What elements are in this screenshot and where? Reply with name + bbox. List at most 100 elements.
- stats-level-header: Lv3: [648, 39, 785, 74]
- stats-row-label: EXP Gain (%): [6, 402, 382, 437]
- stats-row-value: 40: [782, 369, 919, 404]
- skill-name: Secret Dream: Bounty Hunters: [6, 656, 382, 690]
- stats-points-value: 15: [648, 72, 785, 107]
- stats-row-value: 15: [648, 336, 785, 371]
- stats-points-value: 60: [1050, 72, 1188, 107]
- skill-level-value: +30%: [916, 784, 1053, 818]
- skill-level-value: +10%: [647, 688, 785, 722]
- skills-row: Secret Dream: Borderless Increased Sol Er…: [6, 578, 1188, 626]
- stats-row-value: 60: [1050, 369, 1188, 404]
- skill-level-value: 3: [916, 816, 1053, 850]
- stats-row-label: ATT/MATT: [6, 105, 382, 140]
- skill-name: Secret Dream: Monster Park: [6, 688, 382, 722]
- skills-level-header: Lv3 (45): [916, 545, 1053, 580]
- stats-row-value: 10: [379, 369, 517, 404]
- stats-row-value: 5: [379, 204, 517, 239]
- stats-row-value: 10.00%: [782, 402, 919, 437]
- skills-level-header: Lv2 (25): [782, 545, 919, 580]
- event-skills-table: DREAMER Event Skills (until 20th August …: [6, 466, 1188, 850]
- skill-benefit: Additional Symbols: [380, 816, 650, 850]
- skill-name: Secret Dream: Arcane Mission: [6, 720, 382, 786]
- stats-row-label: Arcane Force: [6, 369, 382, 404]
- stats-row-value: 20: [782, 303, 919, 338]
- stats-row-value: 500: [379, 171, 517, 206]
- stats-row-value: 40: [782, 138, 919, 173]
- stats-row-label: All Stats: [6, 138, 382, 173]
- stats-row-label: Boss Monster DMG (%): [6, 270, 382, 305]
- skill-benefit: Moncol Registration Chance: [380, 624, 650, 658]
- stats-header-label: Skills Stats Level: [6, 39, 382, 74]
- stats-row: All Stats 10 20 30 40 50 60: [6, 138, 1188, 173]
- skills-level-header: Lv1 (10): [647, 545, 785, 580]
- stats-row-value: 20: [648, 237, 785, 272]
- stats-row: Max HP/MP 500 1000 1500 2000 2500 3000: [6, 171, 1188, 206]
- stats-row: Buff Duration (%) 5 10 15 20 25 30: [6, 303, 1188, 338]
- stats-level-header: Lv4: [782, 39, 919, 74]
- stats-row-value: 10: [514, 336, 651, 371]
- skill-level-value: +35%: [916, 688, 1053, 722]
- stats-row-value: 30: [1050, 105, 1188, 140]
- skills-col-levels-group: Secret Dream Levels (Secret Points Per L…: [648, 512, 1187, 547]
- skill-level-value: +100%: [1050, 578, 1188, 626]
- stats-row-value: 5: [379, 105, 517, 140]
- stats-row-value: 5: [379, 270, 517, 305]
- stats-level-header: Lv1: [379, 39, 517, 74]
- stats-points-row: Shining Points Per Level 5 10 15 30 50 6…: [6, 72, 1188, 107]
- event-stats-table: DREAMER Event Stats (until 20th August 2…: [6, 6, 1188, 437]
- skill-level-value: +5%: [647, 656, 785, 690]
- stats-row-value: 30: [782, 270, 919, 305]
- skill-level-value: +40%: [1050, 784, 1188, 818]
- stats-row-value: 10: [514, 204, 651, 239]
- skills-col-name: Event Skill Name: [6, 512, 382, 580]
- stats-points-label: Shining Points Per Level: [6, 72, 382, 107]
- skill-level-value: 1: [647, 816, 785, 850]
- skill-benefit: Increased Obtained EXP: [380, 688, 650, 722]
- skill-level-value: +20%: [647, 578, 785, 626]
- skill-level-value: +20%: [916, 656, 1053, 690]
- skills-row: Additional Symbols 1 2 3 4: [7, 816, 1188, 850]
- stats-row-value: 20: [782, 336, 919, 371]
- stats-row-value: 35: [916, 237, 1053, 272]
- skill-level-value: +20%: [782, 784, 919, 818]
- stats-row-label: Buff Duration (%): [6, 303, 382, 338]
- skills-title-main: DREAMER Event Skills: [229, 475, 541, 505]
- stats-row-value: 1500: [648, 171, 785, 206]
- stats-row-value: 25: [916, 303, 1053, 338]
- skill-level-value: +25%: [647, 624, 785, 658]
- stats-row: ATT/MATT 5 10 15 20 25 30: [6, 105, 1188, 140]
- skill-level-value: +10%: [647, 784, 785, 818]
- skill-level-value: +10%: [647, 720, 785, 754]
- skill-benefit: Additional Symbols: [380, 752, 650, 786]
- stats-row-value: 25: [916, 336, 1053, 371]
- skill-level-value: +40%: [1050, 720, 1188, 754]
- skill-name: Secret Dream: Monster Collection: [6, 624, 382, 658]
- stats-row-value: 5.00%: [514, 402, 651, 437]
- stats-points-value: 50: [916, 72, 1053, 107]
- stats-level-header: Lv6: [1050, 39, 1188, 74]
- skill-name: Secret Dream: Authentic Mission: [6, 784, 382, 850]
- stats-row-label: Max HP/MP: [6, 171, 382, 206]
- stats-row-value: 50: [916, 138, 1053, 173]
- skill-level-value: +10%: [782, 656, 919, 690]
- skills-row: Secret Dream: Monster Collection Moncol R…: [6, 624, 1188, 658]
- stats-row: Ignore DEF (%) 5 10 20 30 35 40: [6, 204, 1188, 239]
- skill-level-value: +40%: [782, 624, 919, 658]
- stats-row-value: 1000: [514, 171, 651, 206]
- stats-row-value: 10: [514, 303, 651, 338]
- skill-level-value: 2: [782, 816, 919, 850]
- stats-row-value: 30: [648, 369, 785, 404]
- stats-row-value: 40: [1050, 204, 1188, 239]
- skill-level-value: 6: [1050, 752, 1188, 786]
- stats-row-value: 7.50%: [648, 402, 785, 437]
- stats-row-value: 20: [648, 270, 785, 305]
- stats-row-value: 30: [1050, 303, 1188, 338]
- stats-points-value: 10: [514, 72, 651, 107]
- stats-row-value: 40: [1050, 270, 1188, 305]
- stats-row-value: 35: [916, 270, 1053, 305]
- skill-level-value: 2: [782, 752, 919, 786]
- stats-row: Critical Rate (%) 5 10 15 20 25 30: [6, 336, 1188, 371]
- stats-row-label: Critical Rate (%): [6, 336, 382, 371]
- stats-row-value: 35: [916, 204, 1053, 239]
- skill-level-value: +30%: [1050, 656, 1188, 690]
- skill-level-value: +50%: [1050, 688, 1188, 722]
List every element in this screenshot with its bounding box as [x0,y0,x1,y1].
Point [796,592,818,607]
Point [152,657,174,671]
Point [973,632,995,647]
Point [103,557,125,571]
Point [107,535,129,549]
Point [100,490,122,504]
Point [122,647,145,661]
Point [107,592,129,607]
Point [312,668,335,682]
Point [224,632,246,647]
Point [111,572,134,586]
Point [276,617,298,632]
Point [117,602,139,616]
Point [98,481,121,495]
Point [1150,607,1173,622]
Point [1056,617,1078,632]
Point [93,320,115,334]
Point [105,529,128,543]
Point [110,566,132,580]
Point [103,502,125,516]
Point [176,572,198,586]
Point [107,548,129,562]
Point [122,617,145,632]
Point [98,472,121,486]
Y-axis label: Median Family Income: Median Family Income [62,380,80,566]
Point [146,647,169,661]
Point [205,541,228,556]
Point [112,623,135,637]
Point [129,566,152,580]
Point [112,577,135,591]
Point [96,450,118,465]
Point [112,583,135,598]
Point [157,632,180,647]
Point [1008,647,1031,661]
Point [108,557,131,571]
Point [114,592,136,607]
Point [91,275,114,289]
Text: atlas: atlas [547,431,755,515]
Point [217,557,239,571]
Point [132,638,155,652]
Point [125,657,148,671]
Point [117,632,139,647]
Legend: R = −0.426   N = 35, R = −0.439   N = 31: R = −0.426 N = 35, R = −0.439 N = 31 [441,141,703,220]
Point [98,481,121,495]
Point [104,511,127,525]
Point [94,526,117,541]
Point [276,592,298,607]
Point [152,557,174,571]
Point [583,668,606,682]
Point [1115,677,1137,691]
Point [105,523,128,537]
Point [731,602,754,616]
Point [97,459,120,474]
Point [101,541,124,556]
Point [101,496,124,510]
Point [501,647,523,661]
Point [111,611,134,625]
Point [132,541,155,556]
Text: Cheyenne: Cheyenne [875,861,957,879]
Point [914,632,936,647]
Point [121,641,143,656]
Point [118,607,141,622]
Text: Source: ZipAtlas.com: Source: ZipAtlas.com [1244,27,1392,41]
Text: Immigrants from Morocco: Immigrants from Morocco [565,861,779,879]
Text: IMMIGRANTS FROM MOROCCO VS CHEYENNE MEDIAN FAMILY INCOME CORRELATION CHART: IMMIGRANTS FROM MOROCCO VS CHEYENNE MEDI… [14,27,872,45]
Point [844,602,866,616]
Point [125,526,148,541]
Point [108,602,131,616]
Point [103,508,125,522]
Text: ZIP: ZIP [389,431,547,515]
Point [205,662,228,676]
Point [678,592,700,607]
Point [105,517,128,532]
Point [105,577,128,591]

Task directions: Recast everything from the first of the lines above down through the one containing "- skill-level-value: +10%: [647, 688, 785, 722]" as a Markdown table with two columns, Row and Line text. Number each row and leave out any blank lines.

Final result:
| Row | Line text |
|---|---|
| 1 | What elements are in this screenshot and where? Reply with name + bbox. List at most 100 elements. |
| 2 | - stats-level-header: Lv3: [648, 39, 785, 74] |
| 3 | - stats-row-label: EXP Gain (%): [6, 402, 382, 437] |
| 4 | - stats-row-value: 40: [782, 369, 919, 404] |
| 5 | - skill-name: Secret Dream: Bounty Hunters: [6, 656, 382, 690] |
| 6 | - stats-points-value: 15: [648, 72, 785, 107] |
| 7 | - stats-row-value: 15: [648, 336, 785, 371] |
| 8 | - stats-points-value: 60: [1050, 72, 1188, 107] |
| 9 | - skill-level-value: +30%: [916, 784, 1053, 818] |
| 10 | - skill-level-value: +10%: [647, 688, 785, 722] |